***** DATASET EXTRACT *****

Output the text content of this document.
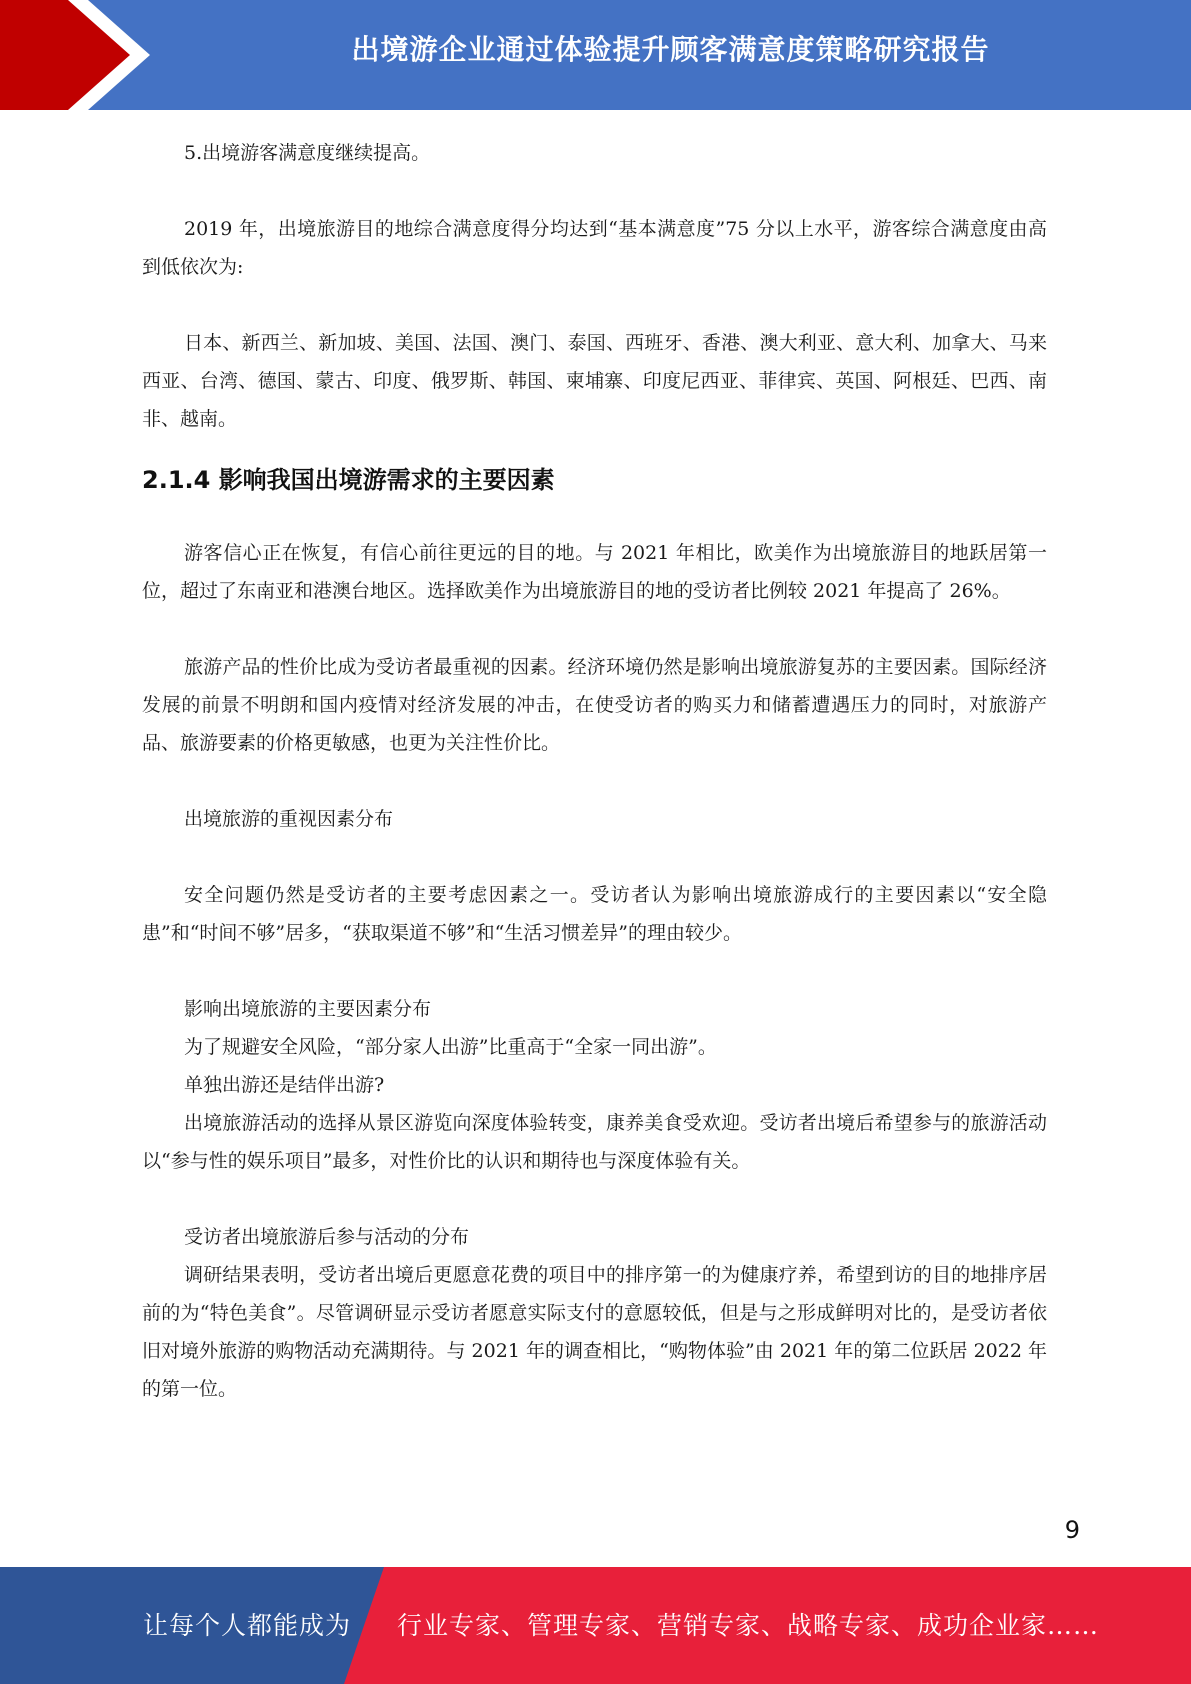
出境游企业通过体验提升顾客满意度策略研究报告

5.出境游客满意度继续提高。

2019 年，出境旅游目的地综合满意度得分均达到“基本满意度”75 分以上水平，游客综合满意度由高到低依次为:

日本、新西兰、新加坡、美国、法国、澳门、泰国、西班牙、香港、澳大利亚、意大利、加拿大、马来西亚、台湾、德国、蒙古、印度、俄罗斯、韩国、柬埔寨、印度尼西亚、菲律宾、英国、阿根廷、巴西、南非、越南。

2.1.4 影响我国出境游需求的主要因素

游客信心正在恢复，有信心前往更远的目的地。与 2021 年相比，欧美作为出境旅游目的地跃居第一位，超过了东南亚和港澳台地区。选择欧美作为出境旅游目的地的受访者比例较 2021 年提高了 26%。

旅游产品的性价比成为受访者最重视的因素。经济环境仍然是影响出境旅游复苏的主要因素。国际经济发展的前景不明朗和国内疫情对经济发展的冲击，在使受访者的购买力和储蓄遭遇压力的同时，对旅游产品、旅游要素的价格更敏感，也更为关注性价比。

出境旅游的重视因素分布

安全问题仍然是受访者的主要考虑因素之一。受访者认为影响出境旅游成行的主要因素以“安全隐患”和“时间不够”居多，“获取渠道不够”和“生活习惯差异”的理由较少。

影响出境旅游的主要因素分布

为了规避安全风险，“部分家人出游”比重高于“全家一同出游”。

单独出游还是结伴出游?

出境旅游活动的选择从景区游览向深度体验转变，康养美食受欢迎。受访者出境后希望参与的旅游活动以“参与性的娱乐项目”最多，对性价比的认识和期待也与深度体验有关。

受访者出境旅游后参与活动的分布

调研结果表明，受访者出境后更愿意花费的项目中的排序第一的为健康疗养，希望到访的目的地排序居前的为“特色美食”。尽管调研显示受访者愿意实际支付的意愿较低，但是与之形成鲜明对比的，是受访者依旧对境外旅游的购物活动充满期待。与 2021 年的调查相比，“购物体验”由 2021 年的第二位跃居 2022 年的第一位。

9
让每个人都能成为 行业专家、管理专家、营销专家、战略专家、成功企业家……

*****

*WRITTEN TASK*
Print the whole listing above once more, word for word, without its pictures.

*ANSWER TO THE EXERCISE*
Output the text content of this document.
出境游企业通过体验提升顾客满意度策略研究报告

5.出境游客满意度继续提高。

2019 年，出境旅游目的地综合满意度得分均达到“基本满意度”75 分以上水平，游客综合满意度由高到低依次为:

日本、新西兰、新加坡、美国、法国、澳门、泰国、西班牙、香港、澳大利亚、意大利、加拿大、马来西亚、台湾、德国、蒙古、印度、俄罗斯、韩国、柬埔寨、印度尼西亚、菲律宾、英国、阿根廷、巴西、南非、越南。

2.1.4 影响我国出境游需求的主要因素

游客信心正在恢复，有信心前往更远的目的地。与 2021 年相比，欧美作为出境旅游目的地跃居第一位，超过了东南亚和港澳台地区。选择欧美作为出境旅游目的地的受访者比例较 2021 年提高了 26%。

旅游产品的性价比成为受访者最重视的因素。经济环境仍然是影响出境旅游复苏的主要因素。国际经济发展的前景不明朗和国内疫情对经济发展的冲击，在使受访者的购买力和储蓄遭遇压力的同时，对旅游产品、旅游要素的价格更敏感，也更为关注性价比。

出境旅游的重视因素分布

安全问题仍然是受访者的主要考虑因素之一。受访者认为影响出境旅游成行的主要因素以“安全隐患”和“时间不够”居多，“获取渠道不够”和“生活习惯差异”的理由较少。

影响出境旅游的主要因素分布

为了规避安全风险，“部分家人出游”比重高于“全家一同出游”。

单独出游还是结伴出游?

出境旅游活动的选择从景区游览向深度体验转变，康养美食受欢迎。受访者出境后希望参与的旅游活动以“参与性的娱乐项目”最多，对性价比的认识和期待也与深度体验有关。

受访者出境旅游后参与活动的分布

调研结果表明，受访者出境后更愿意花费的项目中的排序第一的为健康疗养，希望到访的目的地排序居前的为“特色美食”。尽管调研显示受访者愿意实际支付的意愿较低，但是与之形成鲜明对比的，是受访者依旧对境外旅游的购物活动充满期待。与 2021 年的调查相比，“购物体验”由 2021 年的第二位跃居 2022 年的第一位。

9
让每个人都能成为 行业专家、管理专家、营销专家、战略专家、成功企业家……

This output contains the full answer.